[Extracted data entries]
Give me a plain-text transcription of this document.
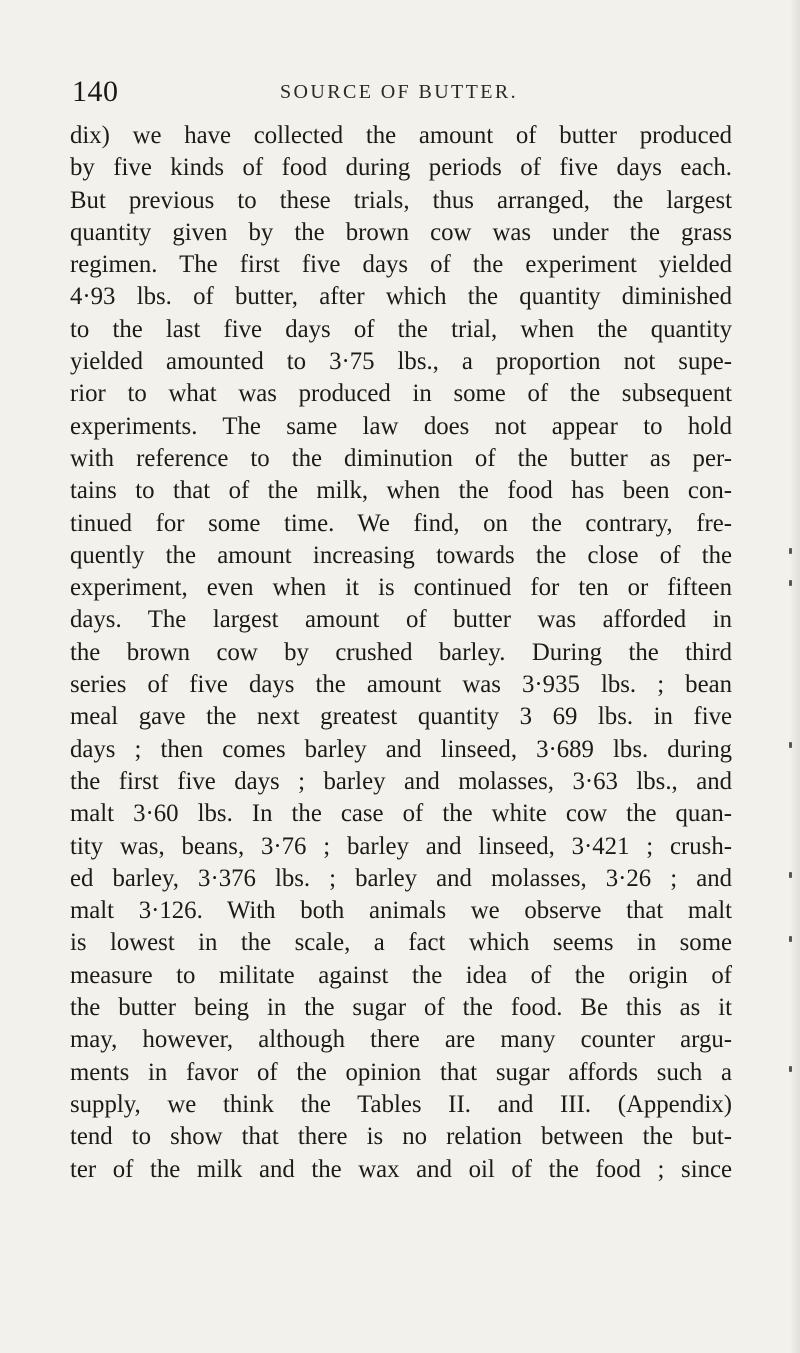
140	SOURCE OF BUTTER.
dix) we have collected the amount of butter produced
by five kinds of food during periods of five days each.
But previous to these trials, thus arranged, the largest
quantity given by the brown cow was under the grass
regimen. The first five days of the experiment yielded
4·93 lbs. of butter, after which the quantity diminished
to the last five days of the trial, when the quantity
yielded amounted to 3·75 lbs., a proportion not supe-
rior to what was produced in some of the subsequent
experiments. The same law does not appear to hold
with reference to the diminution of the butter as per-
tains to that of the milk, when the food has been con-
tinued for some time. We find, on the contrary, fre-
quently the amount increasing towards the close of the
experiment, even when it is continued for ten or fifteen
days. The largest amount of butter was afforded in
the brown cow by crushed barley. During the third
series of five days the amount was 3·935 lbs. ; bean
meal gave the next greatest quantity 3 69 lbs. in five
days ; then comes barley and linseed, 3·689 lbs. during
the first five days ; barley and molasses, 3·63 lbs., and
malt 3·60 lbs. In the case of the white cow the quan-
tity was, beans, 3·76 ; barley and linseed, 3·421 ; crush-
ed barley, 3·376 lbs. ; barley and molasses, 3·26 ; and
malt 3·126. With both animals we observe that malt
is lowest in the scale, a fact which seems in some
measure to militate against the idea of the origin of
the butter being in the sugar of the food. Be this as it
may, however, although there are many counter argu-
ments in favor of the opinion that sugar affords such a
supply, we think the Tables II. and III. (Appendix)
tend to show that there is no relation between the but-
ter of the milk and the wax and oil of the food ; since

### TASK INSTRUCTIONS:
Set down every entry word for word, but omit the pictures.

### EXERCISE RESPONSE:
Give me a plain-text transcription of this document.
140	SOURCE OF BUTTER.
dix) we have collected the amount of butter produced
by five kinds of food during periods of five days each.
But previous to these trials, thus arranged, the largest
quantity given by the brown cow was under the grass
regimen. The first five days of the experiment yielded
4·93 lbs. of butter, after which the quantity diminished
to the last five days of the trial, when the quantity
yielded amounted to 3·75 lbs., a proportion not supe-
rior to what was produced in some of the subsequent
experiments. The same law does not appear to hold
with reference to the diminution of the butter as per-
tains to that of the milk, when the food has been con-
tinued for some time. We find, on the contrary, fre-
quently the amount increasing towards the close of the
experiment, even when it is continued for ten or fifteen
days. The largest amount of butter was afforded in
the brown cow by crushed barley. During the third
series of five days the amount was 3·935 lbs. ; bean
meal gave the next greatest quantity 3 69 lbs. in five
days ; then comes barley and linseed, 3·689 lbs. during
the first five days ; barley and molasses, 3·63 lbs., and
malt 3·60 lbs. In the case of the white cow the quan-
tity was, beans, 3·76 ; barley and linseed, 3·421 ; crush-
ed barley, 3·376 lbs. ; barley and molasses, 3·26 ; and
malt 3·126. With both animals we observe that malt
is lowest in the scale, a fact which seems in some
measure to militate against the idea of the origin of
the butter being in the sugar of the food. Be this as it
may, however, although there are many counter argu-
ments in favor of the opinion that sugar affords such a
supply, we think the Tables II. and III. (Appendix)
tend to show that there is no relation between the but-
ter of the milk and the wax and oil of the food ; since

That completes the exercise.